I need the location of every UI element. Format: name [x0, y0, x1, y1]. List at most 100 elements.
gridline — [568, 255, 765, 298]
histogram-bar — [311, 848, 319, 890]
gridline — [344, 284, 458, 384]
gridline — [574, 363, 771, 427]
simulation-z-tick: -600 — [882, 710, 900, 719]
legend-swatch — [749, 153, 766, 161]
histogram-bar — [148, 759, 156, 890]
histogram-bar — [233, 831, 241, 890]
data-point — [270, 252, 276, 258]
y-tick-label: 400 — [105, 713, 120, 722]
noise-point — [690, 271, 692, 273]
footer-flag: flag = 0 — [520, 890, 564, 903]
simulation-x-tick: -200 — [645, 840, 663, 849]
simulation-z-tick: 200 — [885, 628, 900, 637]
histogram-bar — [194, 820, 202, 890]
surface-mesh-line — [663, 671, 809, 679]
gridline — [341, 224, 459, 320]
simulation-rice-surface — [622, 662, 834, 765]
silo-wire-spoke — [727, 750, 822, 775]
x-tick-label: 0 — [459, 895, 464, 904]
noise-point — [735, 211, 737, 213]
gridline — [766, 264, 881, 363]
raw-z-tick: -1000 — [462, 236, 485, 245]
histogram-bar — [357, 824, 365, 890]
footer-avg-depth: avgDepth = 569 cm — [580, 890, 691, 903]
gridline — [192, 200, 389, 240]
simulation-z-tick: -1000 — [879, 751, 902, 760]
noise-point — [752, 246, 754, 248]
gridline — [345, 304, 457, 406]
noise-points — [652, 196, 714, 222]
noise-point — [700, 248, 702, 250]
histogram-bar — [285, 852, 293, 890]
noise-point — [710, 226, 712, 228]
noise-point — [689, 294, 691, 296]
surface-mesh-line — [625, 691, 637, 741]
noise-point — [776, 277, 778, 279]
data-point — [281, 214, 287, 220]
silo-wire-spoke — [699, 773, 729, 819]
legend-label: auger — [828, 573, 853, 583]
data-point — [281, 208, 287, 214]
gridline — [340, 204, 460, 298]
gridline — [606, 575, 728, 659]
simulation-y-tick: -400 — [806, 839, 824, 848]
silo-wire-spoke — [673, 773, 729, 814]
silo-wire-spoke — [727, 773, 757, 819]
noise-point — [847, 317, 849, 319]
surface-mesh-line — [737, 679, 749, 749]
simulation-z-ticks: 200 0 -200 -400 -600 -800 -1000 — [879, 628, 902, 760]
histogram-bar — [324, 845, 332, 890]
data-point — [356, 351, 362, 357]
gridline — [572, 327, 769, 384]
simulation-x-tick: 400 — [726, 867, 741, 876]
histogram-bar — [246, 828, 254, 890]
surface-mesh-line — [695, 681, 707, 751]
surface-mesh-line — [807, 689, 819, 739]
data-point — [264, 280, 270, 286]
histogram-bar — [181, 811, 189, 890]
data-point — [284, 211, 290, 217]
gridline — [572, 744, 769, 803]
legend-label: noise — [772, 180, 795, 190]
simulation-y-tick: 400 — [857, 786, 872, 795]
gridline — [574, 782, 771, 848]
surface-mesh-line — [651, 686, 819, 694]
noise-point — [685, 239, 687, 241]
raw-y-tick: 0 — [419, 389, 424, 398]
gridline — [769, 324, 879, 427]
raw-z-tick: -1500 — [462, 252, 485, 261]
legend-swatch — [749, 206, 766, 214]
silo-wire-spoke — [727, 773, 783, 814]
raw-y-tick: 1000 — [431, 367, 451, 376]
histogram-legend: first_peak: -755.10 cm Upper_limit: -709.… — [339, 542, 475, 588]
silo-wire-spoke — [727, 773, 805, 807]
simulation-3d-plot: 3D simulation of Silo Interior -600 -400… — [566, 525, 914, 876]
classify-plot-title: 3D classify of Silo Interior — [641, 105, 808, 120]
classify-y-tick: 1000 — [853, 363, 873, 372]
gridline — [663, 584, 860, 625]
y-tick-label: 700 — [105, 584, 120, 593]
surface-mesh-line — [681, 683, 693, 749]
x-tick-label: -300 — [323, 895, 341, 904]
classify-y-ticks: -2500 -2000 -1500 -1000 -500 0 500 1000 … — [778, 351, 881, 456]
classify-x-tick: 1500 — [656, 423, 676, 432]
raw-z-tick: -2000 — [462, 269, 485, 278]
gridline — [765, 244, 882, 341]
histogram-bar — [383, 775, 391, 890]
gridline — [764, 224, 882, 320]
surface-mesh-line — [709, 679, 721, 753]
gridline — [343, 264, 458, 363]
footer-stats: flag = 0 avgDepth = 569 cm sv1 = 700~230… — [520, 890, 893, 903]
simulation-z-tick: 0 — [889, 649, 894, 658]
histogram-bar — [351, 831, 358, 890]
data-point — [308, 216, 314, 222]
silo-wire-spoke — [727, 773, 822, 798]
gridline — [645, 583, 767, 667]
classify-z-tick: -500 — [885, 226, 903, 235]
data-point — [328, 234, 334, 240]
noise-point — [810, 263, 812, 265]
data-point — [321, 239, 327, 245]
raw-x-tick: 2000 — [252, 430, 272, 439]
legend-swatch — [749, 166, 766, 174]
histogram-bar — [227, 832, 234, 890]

-=-=-

§ **Stated task**: Rewrite all the rows above, putting "histogram-column" wherever "histogram-bar" appears and leaving everything else unchanged.

§ **Reply to the task**:
I need the location of every UI element. Format: name [x0, y0, x1, y1]. List at most 100 elements.
gridline — [568, 255, 765, 298]
histogram-column — [311, 848, 319, 890]
gridline — [344, 284, 458, 384]
gridline — [574, 363, 771, 427]
simulation-z-tick: -600 — [882, 710, 900, 719]
legend-swatch — [749, 153, 766, 161]
histogram-column — [148, 759, 156, 890]
histogram-column — [233, 831, 241, 890]
data-point — [270, 252, 276, 258]
y-tick-label: 400 — [105, 713, 120, 722]
noise-point — [690, 271, 692, 273]
footer-flag: flag = 0 — [520, 890, 564, 903]
simulation-x-tick: -200 — [645, 840, 663, 849]
simulation-z-tick: 200 — [885, 628, 900, 637]
histogram-column — [194, 820, 202, 890]
surface-mesh-line — [663, 671, 809, 679]
gridline — [341, 224, 459, 320]
simulation-rice-surface — [622, 662, 834, 765]
silo-wire-spoke — [727, 750, 822, 775]
x-tick-label: 0 — [459, 895, 464, 904]
noise-point — [735, 211, 737, 213]
gridline — [766, 264, 881, 363]
raw-z-tick: -1000 — [462, 236, 485, 245]
histogram-column — [357, 824, 365, 890]
footer-avg-depth: avgDepth = 569 cm — [580, 890, 691, 903]
gridline — [192, 200, 389, 240]
simulation-z-tick: -1000 — [879, 751, 902, 760]
noise-point — [752, 246, 754, 248]
gridline — [345, 304, 457, 406]
noise-points — [652, 196, 714, 222]
noise-point — [700, 248, 702, 250]
histogram-column — [285, 852, 293, 890]
noise-point — [710, 226, 712, 228]
noise-point — [689, 294, 691, 296]
surface-mesh-line — [625, 691, 637, 741]
noise-point — [776, 277, 778, 279]
data-point — [281, 214, 287, 220]
silo-wire-spoke — [699, 773, 729, 819]
legend-label: auger — [828, 573, 853, 583]
data-point — [281, 208, 287, 214]
gridline — [340, 204, 460, 298]
gridline — [606, 575, 728, 659]
simulation-y-tick: -400 — [806, 839, 824, 848]
silo-wire-spoke — [673, 773, 729, 814]
silo-wire-spoke — [727, 773, 757, 819]
noise-point — [847, 317, 849, 319]
surface-mesh-line — [737, 679, 749, 749]
simulation-z-ticks: 200 0 -200 -400 -600 -800 -1000 — [879, 628, 902, 760]
histogram-column — [324, 845, 332, 890]
data-point — [356, 351, 362, 357]
gridline — [572, 327, 769, 384]
simulation-x-tick: 400 — [726, 867, 741, 876]
histogram-column — [246, 828, 254, 890]
surface-mesh-line — [695, 681, 707, 751]
surface-mesh-line — [807, 689, 819, 739]
data-point — [264, 280, 270, 286]
histogram-column — [181, 811, 189, 890]
data-point — [284, 211, 290, 217]
gridline — [572, 744, 769, 803]
legend-label: noise — [772, 180, 795, 190]
simulation-y-tick: 400 — [857, 786, 872, 795]
gridline — [574, 782, 771, 848]
surface-mesh-line — [651, 686, 819, 694]
noise-point — [685, 239, 687, 241]
raw-y-tick: 0 — [419, 389, 424, 398]
gridline — [769, 324, 879, 427]
raw-z-tick: -1500 — [462, 252, 485, 261]
legend-swatch — [749, 206, 766, 214]
silo-wire-spoke — [727, 773, 783, 814]
raw-y-tick: 1000 — [431, 367, 451, 376]
histogram-legend: first_peak: -755.10 cm Upper_limit: -709.… — [339, 542, 475, 588]
silo-wire-spoke — [727, 773, 805, 807]
simulation-3d-plot: 3D simulation of Silo Interior -600 -400… — [566, 525, 914, 876]
classify-plot-title: 3D classify of Silo Interior — [641, 105, 808, 120]
classify-y-tick: 1000 — [853, 363, 873, 372]
gridline — [663, 584, 860, 625]
y-tick-label: 700 — [105, 584, 120, 593]
surface-mesh-line — [681, 683, 693, 749]
x-tick-label: -300 — [323, 895, 341, 904]
classify-y-ticks: -2500 -2000 -1500 -1000 -500 0 500 1000 … — [778, 351, 881, 456]
classify-x-tick: 1500 — [656, 423, 676, 432]
raw-z-tick: -2000 — [462, 269, 485, 278]
gridline — [765, 244, 882, 341]
histogram-column — [383, 775, 391, 890]
gridline — [764, 224, 882, 320]
surface-mesh-line — [709, 679, 721, 753]
gridline — [343, 264, 458, 363]
footer-stats: flag = 0 avgDepth = 569 cm sv1 = 700~230… — [520, 890, 893, 903]
simulation-z-tick: 0 — [889, 649, 894, 658]
histogram-column — [351, 831, 358, 890]
data-point — [308, 216, 314, 222]
silo-wire-spoke — [727, 773, 822, 798]
gridline — [645, 583, 767, 667]
classify-z-tick: -500 — [885, 226, 903, 235]
data-point — [328, 234, 334, 240]
noise-point — [810, 263, 812, 265]
data-point — [321, 239, 327, 245]
raw-x-tick: 2000 — [252, 430, 272, 439]
legend-swatch — [749, 166, 766, 174]
histogram-column — [227, 832, 234, 890]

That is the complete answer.